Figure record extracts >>
================
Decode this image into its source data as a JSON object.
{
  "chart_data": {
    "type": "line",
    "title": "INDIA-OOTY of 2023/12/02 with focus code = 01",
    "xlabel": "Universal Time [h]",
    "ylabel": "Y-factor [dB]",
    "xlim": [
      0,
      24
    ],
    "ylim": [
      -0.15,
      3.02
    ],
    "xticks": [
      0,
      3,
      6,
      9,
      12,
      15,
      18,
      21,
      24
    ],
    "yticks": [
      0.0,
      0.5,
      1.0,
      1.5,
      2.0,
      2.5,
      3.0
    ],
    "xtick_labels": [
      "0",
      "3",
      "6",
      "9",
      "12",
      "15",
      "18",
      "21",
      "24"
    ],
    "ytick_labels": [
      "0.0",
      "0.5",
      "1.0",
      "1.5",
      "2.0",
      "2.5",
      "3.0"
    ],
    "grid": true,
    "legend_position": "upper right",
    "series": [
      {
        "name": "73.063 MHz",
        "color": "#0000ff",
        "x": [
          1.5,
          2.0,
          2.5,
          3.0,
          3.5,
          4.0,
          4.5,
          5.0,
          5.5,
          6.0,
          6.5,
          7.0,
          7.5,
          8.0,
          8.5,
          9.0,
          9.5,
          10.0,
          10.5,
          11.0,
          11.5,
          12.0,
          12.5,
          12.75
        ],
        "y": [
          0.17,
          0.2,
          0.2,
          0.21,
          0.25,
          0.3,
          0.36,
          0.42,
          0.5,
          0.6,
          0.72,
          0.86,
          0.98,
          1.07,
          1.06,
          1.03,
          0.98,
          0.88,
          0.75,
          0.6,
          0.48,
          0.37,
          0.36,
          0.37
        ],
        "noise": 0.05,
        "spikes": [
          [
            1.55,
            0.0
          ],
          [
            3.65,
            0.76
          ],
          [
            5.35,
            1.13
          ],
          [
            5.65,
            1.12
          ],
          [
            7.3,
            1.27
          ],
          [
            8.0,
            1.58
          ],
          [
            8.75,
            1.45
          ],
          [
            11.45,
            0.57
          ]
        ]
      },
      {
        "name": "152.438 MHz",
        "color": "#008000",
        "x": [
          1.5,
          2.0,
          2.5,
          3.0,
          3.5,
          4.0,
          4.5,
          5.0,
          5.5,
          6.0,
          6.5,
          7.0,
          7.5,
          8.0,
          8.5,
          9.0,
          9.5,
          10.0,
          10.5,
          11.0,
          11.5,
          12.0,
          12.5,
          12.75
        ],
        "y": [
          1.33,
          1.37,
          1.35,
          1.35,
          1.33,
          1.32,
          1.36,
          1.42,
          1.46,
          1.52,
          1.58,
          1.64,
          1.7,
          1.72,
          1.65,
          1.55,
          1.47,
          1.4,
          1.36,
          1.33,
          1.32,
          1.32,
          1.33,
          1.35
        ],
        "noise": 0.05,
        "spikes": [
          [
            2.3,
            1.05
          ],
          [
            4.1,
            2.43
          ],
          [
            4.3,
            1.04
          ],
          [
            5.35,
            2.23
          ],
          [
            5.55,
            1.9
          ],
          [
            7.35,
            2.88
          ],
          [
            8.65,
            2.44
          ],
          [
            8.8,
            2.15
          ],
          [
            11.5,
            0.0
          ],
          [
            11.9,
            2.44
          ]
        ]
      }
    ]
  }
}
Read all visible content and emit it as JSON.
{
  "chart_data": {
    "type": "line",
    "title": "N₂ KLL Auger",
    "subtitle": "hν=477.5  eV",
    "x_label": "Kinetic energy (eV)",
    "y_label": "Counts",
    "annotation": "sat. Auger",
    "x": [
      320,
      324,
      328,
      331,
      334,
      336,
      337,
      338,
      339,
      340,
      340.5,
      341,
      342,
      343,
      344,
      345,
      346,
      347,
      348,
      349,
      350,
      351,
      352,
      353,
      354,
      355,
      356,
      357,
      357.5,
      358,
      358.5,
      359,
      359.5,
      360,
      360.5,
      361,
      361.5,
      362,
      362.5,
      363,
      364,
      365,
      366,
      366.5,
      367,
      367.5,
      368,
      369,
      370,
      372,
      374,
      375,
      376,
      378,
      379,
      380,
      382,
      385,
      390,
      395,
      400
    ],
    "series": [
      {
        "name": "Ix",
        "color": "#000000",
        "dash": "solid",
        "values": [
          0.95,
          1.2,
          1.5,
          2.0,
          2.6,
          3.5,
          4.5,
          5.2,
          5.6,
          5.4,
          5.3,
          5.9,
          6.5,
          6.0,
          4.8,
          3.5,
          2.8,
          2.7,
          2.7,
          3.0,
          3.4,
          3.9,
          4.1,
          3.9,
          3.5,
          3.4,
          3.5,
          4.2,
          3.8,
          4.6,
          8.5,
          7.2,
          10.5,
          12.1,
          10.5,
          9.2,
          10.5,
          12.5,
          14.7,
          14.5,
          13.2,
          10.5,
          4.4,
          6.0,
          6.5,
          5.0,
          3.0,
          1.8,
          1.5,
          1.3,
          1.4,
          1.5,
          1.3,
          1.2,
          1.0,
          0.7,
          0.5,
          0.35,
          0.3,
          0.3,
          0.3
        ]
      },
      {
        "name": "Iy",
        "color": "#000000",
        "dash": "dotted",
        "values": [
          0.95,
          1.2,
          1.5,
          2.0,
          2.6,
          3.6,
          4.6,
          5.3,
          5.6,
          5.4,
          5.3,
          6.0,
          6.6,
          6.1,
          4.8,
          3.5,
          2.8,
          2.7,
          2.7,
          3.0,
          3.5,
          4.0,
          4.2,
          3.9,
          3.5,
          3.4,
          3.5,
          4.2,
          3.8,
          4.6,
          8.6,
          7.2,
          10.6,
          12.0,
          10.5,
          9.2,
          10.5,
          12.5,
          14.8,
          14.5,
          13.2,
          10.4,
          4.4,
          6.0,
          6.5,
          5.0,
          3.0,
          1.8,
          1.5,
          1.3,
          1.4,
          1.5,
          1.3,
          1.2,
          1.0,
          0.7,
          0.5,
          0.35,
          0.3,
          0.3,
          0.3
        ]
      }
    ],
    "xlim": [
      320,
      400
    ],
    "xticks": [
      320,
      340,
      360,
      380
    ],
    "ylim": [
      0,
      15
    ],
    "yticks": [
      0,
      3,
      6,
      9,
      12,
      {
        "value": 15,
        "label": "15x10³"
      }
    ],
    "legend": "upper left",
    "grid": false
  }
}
================
All entries shown above should be printed again exactly.

Solution to this task >>
Decode this image into its source data as a JSON object.
{
  "chart_data": {
    "type": "line",
    "title": "INDIA-OOTY of 2023/12/02 with focus code = 01",
    "xlabel": "Universal Time [h]",
    "ylabel": "Y-factor [dB]",
    "xlim": [
      0,
      24
    ],
    "ylim": [
      -0.15,
      3.02
    ],
    "xticks": [
      0,
      3,
      6,
      9,
      12,
      15,
      18,
      21,
      24
    ],
    "yticks": [
      0.0,
      0.5,
      1.0,
      1.5,
      2.0,
      2.5,
      3.0
    ],
    "xtick_labels": [
      "0",
      "3",
      "6",
      "9",
      "12",
      "15",
      "18",
      "21",
      "24"
    ],
    "ytick_labels": [
      "0.0",
      "0.5",
      "1.0",
      "1.5",
      "2.0",
      "2.5",
      "3.0"
    ],
    "grid": true,
    "legend_position": "upper right",
    "series": [
      {
        "name": "73.063 MHz",
        "color": "#0000ff",
        "x": [
          1.5,
          2.0,
          2.5,
          3.0,
          3.5,
          4.0,
          4.5,
          5.0,
          5.5,
          6.0,
          6.5,
          7.0,
          7.5,
          8.0,
          8.5,
          9.0,
          9.5,
          10.0,
          10.5,
          11.0,
          11.5,
          12.0,
          12.5,
          12.75
        ],
        "y": [
          0.17,
          0.2,
          0.2,
          0.21,
          0.25,
          0.3,
          0.36,
          0.42,
          0.5,
          0.6,
          0.72,
          0.86,
          0.98,
          1.07,
          1.06,
          1.03,
          0.98,
          0.88,
          0.75,
          0.6,
          0.48,
          0.37,
          0.36,
          0.37
        ],
        "noise": 0.05,
        "spikes": [
          [
            1.55,
            0.0
          ],
          [
            3.65,
            0.76
          ],
          [
            5.35,
            1.13
          ],
          [
            5.65,
            1.12
          ],
          [
            7.3,
            1.27
          ],
          [
            8.0,
            1.58
          ],
          [
            8.75,
            1.45
          ],
          [
            11.45,
            0.57
          ]
        ]
      },
      {
        "name": "152.438 MHz",
        "color": "#008000",
        "x": [
          1.5,
          2.0,
          2.5,
          3.0,
          3.5,
          4.0,
          4.5,
          5.0,
          5.5,
          6.0,
          6.5,
          7.0,
          7.5,
          8.0,
          8.5,
          9.0,
          9.5,
          10.0,
          10.5,
          11.0,
          11.5,
          12.0,
          12.5,
          12.75
        ],
        "y": [
          1.33,
          1.37,
          1.35,
          1.35,
          1.33,
          1.32,
          1.36,
          1.42,
          1.46,
          1.52,
          1.58,
          1.64,
          1.7,
          1.72,
          1.65,
          1.55,
          1.47,
          1.4,
          1.36,
          1.33,
          1.32,
          1.32,
          1.33,
          1.35
        ],
        "noise": 0.05,
        "spikes": [
          [
            2.3,
            1.05
          ],
          [
            4.1,
            2.43
          ],
          [
            4.3,
            1.04
          ],
          [
            5.35,
            2.23
          ],
          [
            5.55,
            1.9
          ],
          [
            7.35,
            2.88
          ],
          [
            8.65,
            2.44
          ],
          [
            8.8,
            2.15
          ],
          [
            11.5,
            0.0
          ],
          [
            11.9,
            2.44
          ]
        ]
      }
    ]
  }
}
Read all visible content and emit it as JSON.
{
  "chart_data": {
    "type": "line",
    "title": "N₂ KLL Auger",
    "subtitle": "hν=477.5  eV",
    "x_label": "Kinetic energy (eV)",
    "y_label": "Counts",
    "annotation": "sat. Auger",
    "x": [
      320,
      324,
      328,
      331,
      334,
      336,
      337,
      338,
      339,
      340,
      340.5,
      341,
      342,
      343,
      344,
      345,
      346,
      347,
      348,
      349,
      350,
      351,
      352,
      353,
      354,
      355,
      356,
      357,
      357.5,
      358,
      358.5,
      359,
      359.5,
      360,
      360.5,
      361,
      361.5,
      362,
      362.5,
      363,
      364,
      365,
      366,
      366.5,
      367,
      367.5,
      368,
      369,
      370,
      372,
      374,
      375,
      376,
      378,
      379,
      380,
      382,
      385,
      390,
      395,
      400
    ],
    "series": [
      {
        "name": "Ix",
        "color": "#000000",
        "dash": "solid",
        "values": [
          0.95,
          1.2,
          1.5,
          2.0,
          2.6,
          3.5,
          4.5,
          5.2,
          5.6,
          5.4,
          5.3,
          5.9,
          6.5,
          6.0,
          4.8,
          3.5,
          2.8,
          2.7,
          2.7,
          3.0,
          3.4,
          3.9,
          4.1,
          3.9,
          3.5,
          3.4,
          3.5,
          4.2,
          3.8,
          4.6,
          8.5,
          7.2,
          10.5,
          12.1,
          10.5,
          9.2,
          10.5,
          12.5,
          14.7,
          14.5,
          13.2,
          10.5,
          4.4,
          6.0,
          6.5,
          5.0,
          3.0,
          1.8,
          1.5,
          1.3,
          1.4,
          1.5,
          1.3,
          1.2,
          1.0,
          0.7,
          0.5,
          0.35,
          0.3,
          0.3,
          0.3
        ]
      },
      {
        "name": "Iy",
        "color": "#000000",
        "dash": "dotted",
        "values": [
          0.95,
          1.2,
          1.5,
          2.0,
          2.6,
          3.6,
          4.6,
          5.3,
          5.6,
          5.4,
          5.3,
          6.0,
          6.6,
          6.1,
          4.8,
          3.5,
          2.8,
          2.7,
          2.7,
          3.0,
          3.5,
          4.0,
          4.2,
          3.9,
          3.5,
          3.4,
          3.5,
          4.2,
          3.8,
          4.6,
          8.6,
          7.2,
          10.6,
          12.0,
          10.5,
          9.2,
          10.5,
          12.5,
          14.8,
          14.5,
          13.2,
          10.4,
          4.4,
          6.0,
          6.5,
          5.0,
          3.0,
          1.8,
          1.5,
          1.3,
          1.4,
          1.5,
          1.3,
          1.2,
          1.0,
          0.7,
          0.5,
          0.35,
          0.3,
          0.3,
          0.3
        ]
      }
    ],
    "xlim": [
      320,
      400
    ],
    "xticks": [
      320,
      340,
      360,
      380
    ],
    "ylim": [
      0,
      15
    ],
    "yticks": [
      0,
      3,
      6,
      9,
      12,
      {
        "value": 15,
        "label": "15x10³"
      }
    ],
    "legend": "upper left",
    "grid": false
  }
}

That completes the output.